[A run of records]
━━━━━━━━━━━━━━━━━━━━━━━━━━━━━━

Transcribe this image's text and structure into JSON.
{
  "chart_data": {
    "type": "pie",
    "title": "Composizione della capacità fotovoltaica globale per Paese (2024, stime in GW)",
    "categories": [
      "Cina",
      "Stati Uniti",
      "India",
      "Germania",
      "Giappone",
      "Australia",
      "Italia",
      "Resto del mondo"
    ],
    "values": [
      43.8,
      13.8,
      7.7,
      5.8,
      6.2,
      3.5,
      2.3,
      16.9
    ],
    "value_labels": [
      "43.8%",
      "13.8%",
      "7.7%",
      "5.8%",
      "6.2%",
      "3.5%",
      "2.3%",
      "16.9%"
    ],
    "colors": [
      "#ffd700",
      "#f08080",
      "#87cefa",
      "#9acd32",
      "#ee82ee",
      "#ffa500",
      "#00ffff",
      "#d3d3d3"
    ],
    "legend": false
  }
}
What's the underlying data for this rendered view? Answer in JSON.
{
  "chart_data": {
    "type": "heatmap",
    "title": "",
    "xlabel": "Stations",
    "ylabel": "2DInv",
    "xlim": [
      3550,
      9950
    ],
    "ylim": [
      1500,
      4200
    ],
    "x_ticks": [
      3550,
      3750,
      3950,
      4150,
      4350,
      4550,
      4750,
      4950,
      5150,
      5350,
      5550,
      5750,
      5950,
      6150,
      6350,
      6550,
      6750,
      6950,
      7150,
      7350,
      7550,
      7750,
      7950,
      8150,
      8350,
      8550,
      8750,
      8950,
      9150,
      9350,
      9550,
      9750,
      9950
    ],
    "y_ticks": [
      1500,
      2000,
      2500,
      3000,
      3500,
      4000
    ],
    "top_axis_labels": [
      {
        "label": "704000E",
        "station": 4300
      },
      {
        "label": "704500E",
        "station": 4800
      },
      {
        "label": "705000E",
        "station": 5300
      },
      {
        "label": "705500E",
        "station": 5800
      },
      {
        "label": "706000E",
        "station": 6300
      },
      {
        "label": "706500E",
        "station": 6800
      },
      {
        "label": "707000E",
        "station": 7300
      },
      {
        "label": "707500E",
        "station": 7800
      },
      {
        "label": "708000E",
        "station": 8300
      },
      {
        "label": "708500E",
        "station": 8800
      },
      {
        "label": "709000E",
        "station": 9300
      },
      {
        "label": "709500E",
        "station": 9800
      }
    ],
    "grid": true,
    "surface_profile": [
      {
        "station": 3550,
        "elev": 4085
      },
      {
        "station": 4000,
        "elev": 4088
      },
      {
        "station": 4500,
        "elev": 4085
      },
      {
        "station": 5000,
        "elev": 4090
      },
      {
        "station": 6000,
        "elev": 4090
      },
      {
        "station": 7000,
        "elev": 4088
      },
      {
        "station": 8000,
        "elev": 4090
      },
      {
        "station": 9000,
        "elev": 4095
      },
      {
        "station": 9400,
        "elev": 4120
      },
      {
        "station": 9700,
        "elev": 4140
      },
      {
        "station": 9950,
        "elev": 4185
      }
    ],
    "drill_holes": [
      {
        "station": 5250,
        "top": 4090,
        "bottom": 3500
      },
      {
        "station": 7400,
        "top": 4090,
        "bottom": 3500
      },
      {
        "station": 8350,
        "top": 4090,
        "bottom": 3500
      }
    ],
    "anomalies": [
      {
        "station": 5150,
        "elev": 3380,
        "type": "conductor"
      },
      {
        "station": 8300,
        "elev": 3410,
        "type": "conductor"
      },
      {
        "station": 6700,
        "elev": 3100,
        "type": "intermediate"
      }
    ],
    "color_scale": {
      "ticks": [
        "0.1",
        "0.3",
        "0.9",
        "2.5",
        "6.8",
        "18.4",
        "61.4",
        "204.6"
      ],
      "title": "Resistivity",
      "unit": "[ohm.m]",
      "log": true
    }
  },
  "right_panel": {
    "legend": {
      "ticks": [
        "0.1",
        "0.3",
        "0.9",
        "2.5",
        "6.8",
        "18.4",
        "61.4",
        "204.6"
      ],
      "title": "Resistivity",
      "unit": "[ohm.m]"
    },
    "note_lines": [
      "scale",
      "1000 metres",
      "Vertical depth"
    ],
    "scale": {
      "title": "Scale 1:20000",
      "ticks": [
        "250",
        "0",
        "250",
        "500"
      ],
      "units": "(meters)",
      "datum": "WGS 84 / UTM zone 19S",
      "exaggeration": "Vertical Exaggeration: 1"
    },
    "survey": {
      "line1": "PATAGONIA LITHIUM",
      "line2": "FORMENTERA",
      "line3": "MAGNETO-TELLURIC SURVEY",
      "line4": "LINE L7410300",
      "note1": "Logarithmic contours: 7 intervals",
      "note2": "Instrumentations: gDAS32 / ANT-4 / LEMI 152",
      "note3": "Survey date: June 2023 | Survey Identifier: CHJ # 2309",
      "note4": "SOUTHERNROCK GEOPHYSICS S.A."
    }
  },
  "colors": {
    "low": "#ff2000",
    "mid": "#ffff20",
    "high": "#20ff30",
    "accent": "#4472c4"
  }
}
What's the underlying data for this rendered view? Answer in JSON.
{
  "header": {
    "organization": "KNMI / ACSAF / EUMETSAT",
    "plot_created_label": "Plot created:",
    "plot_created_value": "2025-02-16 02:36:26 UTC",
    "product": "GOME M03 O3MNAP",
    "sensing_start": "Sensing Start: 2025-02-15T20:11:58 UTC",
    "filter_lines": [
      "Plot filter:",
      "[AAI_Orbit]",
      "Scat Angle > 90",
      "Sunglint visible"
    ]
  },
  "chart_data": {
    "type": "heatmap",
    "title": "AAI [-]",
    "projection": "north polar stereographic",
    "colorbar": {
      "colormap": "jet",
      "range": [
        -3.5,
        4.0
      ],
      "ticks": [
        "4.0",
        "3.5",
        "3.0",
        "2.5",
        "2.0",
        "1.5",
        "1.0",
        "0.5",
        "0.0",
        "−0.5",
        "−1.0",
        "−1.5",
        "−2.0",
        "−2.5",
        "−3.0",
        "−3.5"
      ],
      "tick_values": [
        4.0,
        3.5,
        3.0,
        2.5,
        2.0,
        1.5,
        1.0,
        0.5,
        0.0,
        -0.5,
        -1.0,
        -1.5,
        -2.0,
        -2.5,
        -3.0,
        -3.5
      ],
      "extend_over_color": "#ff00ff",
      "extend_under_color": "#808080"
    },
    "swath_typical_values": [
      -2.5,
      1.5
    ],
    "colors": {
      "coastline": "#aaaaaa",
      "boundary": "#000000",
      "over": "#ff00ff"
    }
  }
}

━━━━━━━━━━━━━━━━━━━━━━━━━━━━━━

## WHAT IS REQUIRED
Output all records verbatim.

## EXPECTED ANSWER
Transcribe this image's text and structure into JSON.
{
  "chart_data": {
    "type": "pie",
    "title": "Composizione della capacità fotovoltaica globale per Paese (2024, stime in GW)",
    "categories": [
      "Cina",
      "Stati Uniti",
      "India",
      "Germania",
      "Giappone",
      "Australia",
      "Italia",
      "Resto del mondo"
    ],
    "values": [
      43.8,
      13.8,
      7.7,
      5.8,
      6.2,
      3.5,
      2.3,
      16.9
    ],
    "value_labels": [
      "43.8%",
      "13.8%",
      "7.7%",
      "5.8%",
      "6.2%",
      "3.5%",
      "2.3%",
      "16.9%"
    ],
    "colors": [
      "#ffd700",
      "#f08080",
      "#87cefa",
      "#9acd32",
      "#ee82ee",
      "#ffa500",
      "#00ffff",
      "#d3d3d3"
    ],
    "legend": false
  }
}
What's the underlying data for this rendered view? Answer in JSON.
{
  "chart_data": {
    "type": "heatmap",
    "title": "",
    "xlabel": "Stations",
    "ylabel": "2DInv",
    "xlim": [
      3550,
      9950
    ],
    "ylim": [
      1500,
      4200
    ],
    "x_ticks": [
      3550,
      3750,
      3950,
      4150,
      4350,
      4550,
      4750,
      4950,
      5150,
      5350,
      5550,
      5750,
      5950,
      6150,
      6350,
      6550,
      6750,
      6950,
      7150,
      7350,
      7550,
      7750,
      7950,
      8150,
      8350,
      8550,
      8750,
      8950,
      9150,
      9350,
      9550,
      9750,
      9950
    ],
    "y_ticks": [
      1500,
      2000,
      2500,
      3000,
      3500,
      4000
    ],
    "top_axis_labels": [
      {
        "label": "704000E",
        "station": 4300
      },
      {
        "label": "704500E",
        "station": 4800
      },
      {
        "label": "705000E",
        "station": 5300
      },
      {
        "label": "705500E",
        "station": 5800
      },
      {
        "label": "706000E",
        "station": 6300
      },
      {
        "label": "706500E",
        "station": 6800
      },
      {
        "label": "707000E",
        "station": 7300
      },
      {
        "label": "707500E",
        "station": 7800
      },
      {
        "label": "708000E",
        "station": 8300
      },
      {
        "label": "708500E",
        "station": 8800
      },
      {
        "label": "709000E",
        "station": 9300
      },
      {
        "label": "709500E",
        "station": 9800
      }
    ],
    "grid": true,
    "surface_profile": [
      {
        "station": 3550,
        "elev": 4085
      },
      {
        "station": 4000,
        "elev": 4088
      },
      {
        "station": 4500,
        "elev": 4085
      },
      {
        "station": 5000,
        "elev": 4090
      },
      {
        "station": 6000,
        "elev": 4090
      },
      {
        "station": 7000,
        "elev": 4088
      },
      {
        "station": 8000,
        "elev": 4090
      },
      {
        "station": 9000,
        "elev": 4095
      },
      {
        "station": 9400,
        "elev": 4120
      },
      {
        "station": 9700,
        "elev": 4140
      },
      {
        "station": 9950,
        "elev": 4185
      }
    ],
    "drill_holes": [
      {
        "station": 5250,
        "top": 4090,
        "bottom": 3500
      },
      {
        "station": 7400,
        "top": 4090,
        "bottom": 3500
      },
      {
        "station": 8350,
        "top": 4090,
        "bottom": 3500
      }
    ],
    "anomalies": [
      {
        "station": 5150,
        "elev": 3380,
        "type": "conductor"
      },
      {
        "station": 8300,
        "elev": 3410,
        "type": "conductor"
      },
      {
        "station": 6700,
        "elev": 3100,
        "type": "intermediate"
      }
    ],
    "color_scale": {
      "ticks": [
        "0.1",
        "0.3",
        "0.9",
        "2.5",
        "6.8",
        "18.4",
        "61.4",
        "204.6"
      ],
      "title": "Resistivity",
      "unit": "[ohm.m]",
      "log": true
    }
  },
  "right_panel": {
    "legend": {
      "ticks": [
        "0.1",
        "0.3",
        "0.9",
        "2.5",
        "6.8",
        "18.4",
        "61.4",
        "204.6"
      ],
      "title": "Resistivity",
      "unit": "[ohm.m]"
    },
    "note_lines": [
      "scale",
      "1000 metres",
      "Vertical depth"
    ],
    "scale": {
      "title": "Scale 1:20000",
      "ticks": [
        "250",
        "0",
        "250",
        "500"
      ],
      "units": "(meters)",
      "datum": "WGS 84 / UTM zone 19S",
      "exaggeration": "Vertical Exaggeration: 1"
    },
    "survey": {
      "line1": "PATAGONIA LITHIUM",
      "line2": "FORMENTERA",
      "line3": "MAGNETO-TELLURIC SURVEY",
      "line4": "LINE L7410300",
      "note1": "Logarithmic contours: 7 intervals",
      "note2": "Instrumentations: gDAS32 / ANT-4 / LEMI 152",
      "note3": "Survey date: June 2023 | Survey Identifier: CHJ # 2309",
      "note4": "SOUTHERNROCK GEOPHYSICS S.A."
    }
  },
  "colors": {
    "low": "#ff2000",
    "mid": "#ffff20",
    "high": "#20ff30",
    "accent": "#4472c4"
  }
}
What's the underlying data for this rendered view? Answer in JSON.
{
  "header": {
    "organization": "KNMI / ACSAF / EUMETSAT",
    "plot_created_label": "Plot created:",
    "plot_created_value": "2025-02-16 02:36:26 UTC",
    "product": "GOME M03 O3MNAP",
    "sensing_start": "Sensing Start: 2025-02-15T20:11:58 UTC",
    "filter_lines": [
      "Plot filter:",
      "[AAI_Orbit]",
      "Scat Angle > 90",
      "Sunglint visible"
    ]
  },
  "chart_data": {
    "type": "heatmap",
    "title": "AAI [-]",
    "projection": "north polar stereographic",
    "colorbar": {
      "colormap": "jet",
      "range": [
        -3.5,
        4.0
      ],
      "ticks": [
        "4.0",
        "3.5",
        "3.0",
        "2.5",
        "2.0",
        "1.5",
        "1.0",
        "0.5",
        "0.0",
        "−0.5",
        "−1.0",
        "−1.5",
        "−2.0",
        "−2.5",
        "−3.0",
        "−3.5"
      ],
      "tick_values": [
        4.0,
        3.5,
        3.0,
        2.5,
        2.0,
        1.5,
        1.0,
        0.5,
        0.0,
        -0.5,
        -1.0,
        -1.5,
        -2.0,
        -2.5,
        -3.0,
        -3.5
      ],
      "extend_over_color": "#ff00ff",
      "extend_under_color": "#808080"
    },
    "swath_typical_values": [
      -2.5,
      1.5
    ],
    "colors": {
      "coastline": "#aaaaaa",
      "boundary": "#000000",
      "over": "#ff00ff"
    }
  }
}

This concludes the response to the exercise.